ENTRIES PROVIDED
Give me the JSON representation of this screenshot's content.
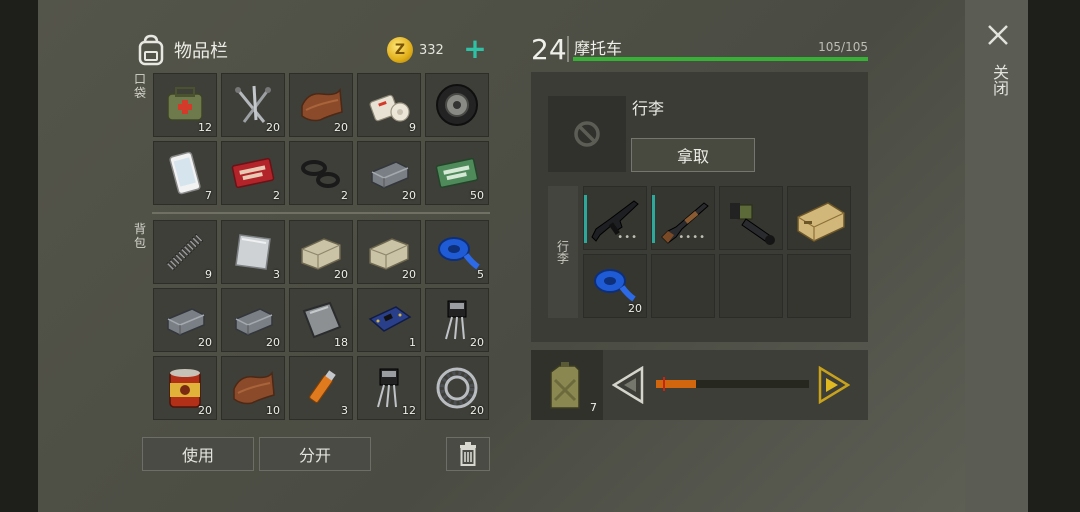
{
  "inventory": {
    "title": "物品栏",
    "coins": "332",
    "pockets_label": "口袋",
    "backpack_label": "背包",
    "pockets": [
      {
        "icon": "medkit-bag-icon",
        "count": "12"
      },
      {
        "icon": "nails-icon",
        "count": "20"
      },
      {
        "icon": "leather-icon",
        "count": "20"
      },
      {
        "icon": "bandage-icon",
        "count": "9"
      },
      {
        "icon": "tire-icon",
        "count": ""
      },
      {
        "icon": "smartphone-icon",
        "count": "7"
      },
      {
        "icon": "combat-coupon-icon",
        "count": "2"
      },
      {
        "icon": "rubber-rings-icon",
        "count": "2"
      },
      {
        "icon": "metal-bar-icon",
        "count": "20"
      },
      {
        "icon": "ration-coupon-icon",
        "count": "50"
      }
    ],
    "backpack": [
      {
        "icon": "spring-icon",
        "count": "9"
      },
      {
        "icon": "metal-sheet-icon",
        "count": "3"
      },
      {
        "icon": "stone-icon",
        "count": "20"
      },
      {
        "icon": "stone-icon",
        "count": "20"
      },
      {
        "icon": "tape-icon",
        "count": "5"
      },
      {
        "icon": "metal-bar-icon",
        "count": "20"
      },
      {
        "icon": "metal-bar-icon",
        "count": "20"
      },
      {
        "icon": "metal-plate-icon",
        "count": "18"
      },
      {
        "icon": "circuit-board-icon",
        "count": "1"
      },
      {
        "icon": "transistor-icon",
        "count": "20"
      },
      {
        "icon": "canned-food-icon",
        "count": "20"
      },
      {
        "icon": "leather-icon",
        "count": "10"
      },
      {
        "icon": "usb-drive-icon",
        "count": "3"
      },
      {
        "icon": "transistor-icon",
        "count": "12"
      },
      {
        "icon": "bearing-icon",
        "count": "20"
      }
    ],
    "use_label": "使用",
    "split_label": "分开"
  },
  "vehicle": {
    "level": "24",
    "name": "摩托车",
    "hp": "105/105",
    "hp_fraction": 1.0,
    "luggage_title": "行李",
    "take_label": "拿取",
    "luggage_side_label": "行李",
    "luggage": [
      {
        "icon": "assault-rifle-icon",
        "count": "",
        "dots": "•••",
        "tag": true
      },
      {
        "icon": "shotgun-icon",
        "count": "",
        "dots": "••••",
        "tag": true
      },
      {
        "icon": "grenade-launcher-icon",
        "count": "",
        "dots": "",
        "tag": false
      },
      {
        "icon": "ammo-box-icon",
        "count": "",
        "dots": "",
        "tag": false
      },
      {
        "icon": "tape-icon",
        "count": "20",
        "dots": "",
        "tag": false
      },
      {
        "icon": "",
        "count": "",
        "dots": "",
        "tag": false
      },
      {
        "icon": "",
        "count": "",
        "dots": "",
        "tag": false
      },
      {
        "icon": "",
        "count": "",
        "dots": "",
        "tag": false
      }
    ],
    "fuel": {
      "count": "7",
      "level": 0.26
    }
  },
  "close_label": "关闭",
  "colors": {
    "accent": "#2fc1a5",
    "hp": "#36b035",
    "fuel": "#d2660e",
    "arrow": "#c8a21c"
  }
}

WHAT NEEDS TO BE DONE
Restate the data above word for word. Do not include the images.

RESPONSE TO THIS EXERCISE
Give me the JSON representation of this screenshot's content.
{
  "inventory": {
    "title": "物品栏",
    "coins": "332",
    "pockets_label": "口袋",
    "backpack_label": "背包",
    "pockets": [
      {
        "icon": "medkit-bag-icon",
        "count": "12"
      },
      {
        "icon": "nails-icon",
        "count": "20"
      },
      {
        "icon": "leather-icon",
        "count": "20"
      },
      {
        "icon": "bandage-icon",
        "count": "9"
      },
      {
        "icon": "tire-icon",
        "count": ""
      },
      {
        "icon": "smartphone-icon",
        "count": "7"
      },
      {
        "icon": "combat-coupon-icon",
        "count": "2"
      },
      {
        "icon": "rubber-rings-icon",
        "count": "2"
      },
      {
        "icon": "metal-bar-icon",
        "count": "20"
      },
      {
        "icon": "ration-coupon-icon",
        "count": "50"
      }
    ],
    "backpack": [
      {
        "icon": "spring-icon",
        "count": "9"
      },
      {
        "icon": "metal-sheet-icon",
        "count": "3"
      },
      {
        "icon": "stone-icon",
        "count": "20"
      },
      {
        "icon": "stone-icon",
        "count": "20"
      },
      {
        "icon": "tape-icon",
        "count": "5"
      },
      {
        "icon": "metal-bar-icon",
        "count": "20"
      },
      {
        "icon": "metal-bar-icon",
        "count": "20"
      },
      {
        "icon": "metal-plate-icon",
        "count": "18"
      },
      {
        "icon": "circuit-board-icon",
        "count": "1"
      },
      {
        "icon": "transistor-icon",
        "count": "20"
      },
      {
        "icon": "canned-food-icon",
        "count": "20"
      },
      {
        "icon": "leather-icon",
        "count": "10"
      },
      {
        "icon": "usb-drive-icon",
        "count": "3"
      },
      {
        "icon": "transistor-icon",
        "count": "12"
      },
      {
        "icon": "bearing-icon",
        "count": "20"
      }
    ],
    "use_label": "使用",
    "split_label": "分开"
  },
  "vehicle": {
    "level": "24",
    "name": "摩托车",
    "hp": "105/105",
    "hp_fraction": 1.0,
    "luggage_title": "行李",
    "take_label": "拿取",
    "luggage_side_label": "行李",
    "luggage": [
      {
        "icon": "assault-rifle-icon",
        "count": "",
        "dots": "•••",
        "tag": true
      },
      {
        "icon": "shotgun-icon",
        "count": "",
        "dots": "••••",
        "tag": true
      },
      {
        "icon": "grenade-launcher-icon",
        "count": "",
        "dots": "",
        "tag": false
      },
      {
        "icon": "ammo-box-icon",
        "count": "",
        "dots": "",
        "tag": false
      },
      {
        "icon": "tape-icon",
        "count": "20",
        "dots": "",
        "tag": false
      },
      {
        "icon": "",
        "count": "",
        "dots": "",
        "tag": false
      },
      {
        "icon": "",
        "count": "",
        "dots": "",
        "tag": false
      },
      {
        "icon": "",
        "count": "",
        "dots": "",
        "tag": false
      }
    ],
    "fuel": {
      "count": "7",
      "level": 0.26
    }
  },
  "close_label": "关闭",
  "colors": {
    "accent": "#2fc1a5",
    "hp": "#36b035",
    "fuel": "#d2660e",
    "arrow": "#c8a21c"
  }
}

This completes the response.